## TASK REQUIREMENTS
Copy every line from the records below that holds the word "Дальневосточного".

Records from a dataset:
......
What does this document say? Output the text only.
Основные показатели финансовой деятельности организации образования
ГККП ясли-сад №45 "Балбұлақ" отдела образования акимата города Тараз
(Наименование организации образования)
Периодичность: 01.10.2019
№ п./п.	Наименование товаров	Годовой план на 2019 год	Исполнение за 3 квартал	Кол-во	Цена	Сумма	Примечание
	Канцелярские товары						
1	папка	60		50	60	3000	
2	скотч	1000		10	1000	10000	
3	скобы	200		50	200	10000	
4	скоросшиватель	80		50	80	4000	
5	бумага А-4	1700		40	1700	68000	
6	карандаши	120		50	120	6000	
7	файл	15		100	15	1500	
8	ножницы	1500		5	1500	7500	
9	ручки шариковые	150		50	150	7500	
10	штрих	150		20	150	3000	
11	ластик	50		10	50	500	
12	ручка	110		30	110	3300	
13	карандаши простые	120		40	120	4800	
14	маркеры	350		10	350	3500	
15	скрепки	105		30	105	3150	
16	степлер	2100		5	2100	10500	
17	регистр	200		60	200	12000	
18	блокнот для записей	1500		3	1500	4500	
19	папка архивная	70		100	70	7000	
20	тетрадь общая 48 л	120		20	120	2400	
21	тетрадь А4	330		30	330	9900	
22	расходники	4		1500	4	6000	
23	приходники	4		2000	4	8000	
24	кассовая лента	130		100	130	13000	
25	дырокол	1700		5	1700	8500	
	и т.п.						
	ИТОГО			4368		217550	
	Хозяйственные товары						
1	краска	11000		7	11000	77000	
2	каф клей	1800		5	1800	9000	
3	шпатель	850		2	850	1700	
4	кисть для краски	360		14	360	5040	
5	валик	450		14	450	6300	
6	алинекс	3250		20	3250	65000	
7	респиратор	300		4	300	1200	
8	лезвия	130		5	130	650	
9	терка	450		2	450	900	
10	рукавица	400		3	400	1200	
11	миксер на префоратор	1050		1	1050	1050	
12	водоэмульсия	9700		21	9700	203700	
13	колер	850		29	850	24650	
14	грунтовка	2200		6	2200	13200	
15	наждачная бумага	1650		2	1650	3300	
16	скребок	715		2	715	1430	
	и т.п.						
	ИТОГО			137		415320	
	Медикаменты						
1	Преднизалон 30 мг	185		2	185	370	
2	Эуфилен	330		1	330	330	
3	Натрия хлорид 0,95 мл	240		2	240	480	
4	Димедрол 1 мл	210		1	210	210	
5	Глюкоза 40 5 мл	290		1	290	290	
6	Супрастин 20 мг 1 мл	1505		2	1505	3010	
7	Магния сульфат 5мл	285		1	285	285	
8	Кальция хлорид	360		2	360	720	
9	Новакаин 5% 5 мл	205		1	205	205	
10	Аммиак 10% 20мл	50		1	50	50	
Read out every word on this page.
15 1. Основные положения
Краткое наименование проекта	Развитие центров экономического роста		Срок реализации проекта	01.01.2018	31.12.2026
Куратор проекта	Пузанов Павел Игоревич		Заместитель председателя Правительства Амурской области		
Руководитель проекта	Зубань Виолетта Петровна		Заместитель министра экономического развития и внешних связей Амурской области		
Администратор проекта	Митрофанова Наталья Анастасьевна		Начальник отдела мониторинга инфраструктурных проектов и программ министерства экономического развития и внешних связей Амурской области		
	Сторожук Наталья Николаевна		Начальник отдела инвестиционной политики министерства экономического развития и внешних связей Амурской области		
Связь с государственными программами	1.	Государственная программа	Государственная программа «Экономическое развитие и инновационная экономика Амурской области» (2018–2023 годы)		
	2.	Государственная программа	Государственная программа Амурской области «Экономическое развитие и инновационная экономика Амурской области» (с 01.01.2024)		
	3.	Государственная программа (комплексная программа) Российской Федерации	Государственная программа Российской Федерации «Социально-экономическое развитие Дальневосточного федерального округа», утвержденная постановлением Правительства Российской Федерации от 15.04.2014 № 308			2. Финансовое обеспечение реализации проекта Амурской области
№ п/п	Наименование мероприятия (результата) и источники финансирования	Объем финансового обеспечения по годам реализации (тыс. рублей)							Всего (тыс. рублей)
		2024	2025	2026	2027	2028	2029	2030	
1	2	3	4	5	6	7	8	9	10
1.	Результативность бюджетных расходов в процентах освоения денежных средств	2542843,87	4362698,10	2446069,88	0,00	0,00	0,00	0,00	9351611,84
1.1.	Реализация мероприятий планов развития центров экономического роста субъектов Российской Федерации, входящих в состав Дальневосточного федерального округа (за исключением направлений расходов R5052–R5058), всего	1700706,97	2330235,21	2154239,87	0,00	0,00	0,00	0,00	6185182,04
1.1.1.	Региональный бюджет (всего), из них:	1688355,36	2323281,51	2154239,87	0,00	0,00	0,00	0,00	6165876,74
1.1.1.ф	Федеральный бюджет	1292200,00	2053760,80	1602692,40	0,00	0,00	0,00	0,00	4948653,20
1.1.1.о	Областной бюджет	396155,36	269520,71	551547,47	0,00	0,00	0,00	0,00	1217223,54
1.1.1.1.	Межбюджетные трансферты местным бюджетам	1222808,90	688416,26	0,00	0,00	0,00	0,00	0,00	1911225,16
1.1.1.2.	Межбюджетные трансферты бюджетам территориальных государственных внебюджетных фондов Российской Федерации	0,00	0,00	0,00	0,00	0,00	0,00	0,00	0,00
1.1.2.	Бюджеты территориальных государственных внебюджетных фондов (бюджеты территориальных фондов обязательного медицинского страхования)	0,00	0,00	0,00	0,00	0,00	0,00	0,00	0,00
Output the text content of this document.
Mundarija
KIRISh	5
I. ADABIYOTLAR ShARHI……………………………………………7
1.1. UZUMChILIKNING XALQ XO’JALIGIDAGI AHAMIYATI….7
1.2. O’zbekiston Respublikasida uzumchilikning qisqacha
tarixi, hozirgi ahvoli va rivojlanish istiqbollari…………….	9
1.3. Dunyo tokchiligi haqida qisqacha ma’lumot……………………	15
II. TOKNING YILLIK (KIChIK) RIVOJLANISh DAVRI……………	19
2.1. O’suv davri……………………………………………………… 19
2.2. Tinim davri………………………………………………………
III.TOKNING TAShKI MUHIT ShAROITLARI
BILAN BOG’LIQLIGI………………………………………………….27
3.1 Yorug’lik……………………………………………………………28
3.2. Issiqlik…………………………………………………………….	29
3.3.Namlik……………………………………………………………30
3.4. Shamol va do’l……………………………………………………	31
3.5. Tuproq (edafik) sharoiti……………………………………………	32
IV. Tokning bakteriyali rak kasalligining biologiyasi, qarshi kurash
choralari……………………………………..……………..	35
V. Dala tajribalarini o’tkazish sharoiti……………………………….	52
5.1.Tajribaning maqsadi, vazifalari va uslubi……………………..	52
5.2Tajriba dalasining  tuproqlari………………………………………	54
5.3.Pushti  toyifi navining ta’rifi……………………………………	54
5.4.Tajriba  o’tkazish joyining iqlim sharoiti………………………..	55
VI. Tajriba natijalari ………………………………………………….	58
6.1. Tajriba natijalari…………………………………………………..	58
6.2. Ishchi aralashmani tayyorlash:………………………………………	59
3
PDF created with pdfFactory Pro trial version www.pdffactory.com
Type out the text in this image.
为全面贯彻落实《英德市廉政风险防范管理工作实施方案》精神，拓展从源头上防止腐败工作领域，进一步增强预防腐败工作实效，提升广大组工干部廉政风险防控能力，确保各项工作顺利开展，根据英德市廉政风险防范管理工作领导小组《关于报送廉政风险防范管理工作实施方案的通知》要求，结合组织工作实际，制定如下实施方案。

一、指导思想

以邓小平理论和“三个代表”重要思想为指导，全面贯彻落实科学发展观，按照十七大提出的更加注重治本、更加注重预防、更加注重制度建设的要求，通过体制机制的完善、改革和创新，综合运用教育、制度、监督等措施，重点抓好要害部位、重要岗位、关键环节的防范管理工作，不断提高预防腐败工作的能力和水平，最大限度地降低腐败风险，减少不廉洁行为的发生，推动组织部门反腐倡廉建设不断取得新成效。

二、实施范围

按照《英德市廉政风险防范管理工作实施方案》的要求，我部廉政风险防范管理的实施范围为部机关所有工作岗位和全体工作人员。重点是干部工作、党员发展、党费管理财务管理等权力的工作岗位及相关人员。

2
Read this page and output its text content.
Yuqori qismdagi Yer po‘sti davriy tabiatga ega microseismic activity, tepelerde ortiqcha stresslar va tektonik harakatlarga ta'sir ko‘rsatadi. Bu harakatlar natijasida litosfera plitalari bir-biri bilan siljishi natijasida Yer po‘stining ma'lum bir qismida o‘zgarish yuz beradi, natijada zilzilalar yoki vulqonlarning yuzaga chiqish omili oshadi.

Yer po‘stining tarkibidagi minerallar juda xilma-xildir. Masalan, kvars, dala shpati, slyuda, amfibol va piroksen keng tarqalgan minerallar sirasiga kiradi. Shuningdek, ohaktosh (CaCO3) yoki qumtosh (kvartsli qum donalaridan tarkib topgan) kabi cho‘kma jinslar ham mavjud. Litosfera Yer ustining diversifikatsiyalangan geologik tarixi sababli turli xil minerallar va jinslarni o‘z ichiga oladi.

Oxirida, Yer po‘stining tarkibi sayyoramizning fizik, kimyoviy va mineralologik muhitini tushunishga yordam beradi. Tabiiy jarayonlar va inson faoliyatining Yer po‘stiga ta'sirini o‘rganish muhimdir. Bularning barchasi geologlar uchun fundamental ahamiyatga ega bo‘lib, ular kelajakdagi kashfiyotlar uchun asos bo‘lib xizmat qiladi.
......
## ANSWER IN FULL
	3.	Государственная программа (комплексная программа) Российской Федерации	Государственная программа Российской Федерации «Социально-экономическое развитие Дальневосточного федерального округа», утвержденная постановлением Правительства Российской Федерации от 15.04.2014 № 308			2. Финансовое обеспечение реализации проекта Амурской области
1.1.	Реализация мероприятий планов развития центров экономического роста субъектов Российской Федерации, входящих в состав Дальневосточного федерального округа (за исключением направлений расходов R5052–R5058), всего	1700706,97	2330235,21	2154239,87	0,00	0,00	0,00	0,00	6185182,04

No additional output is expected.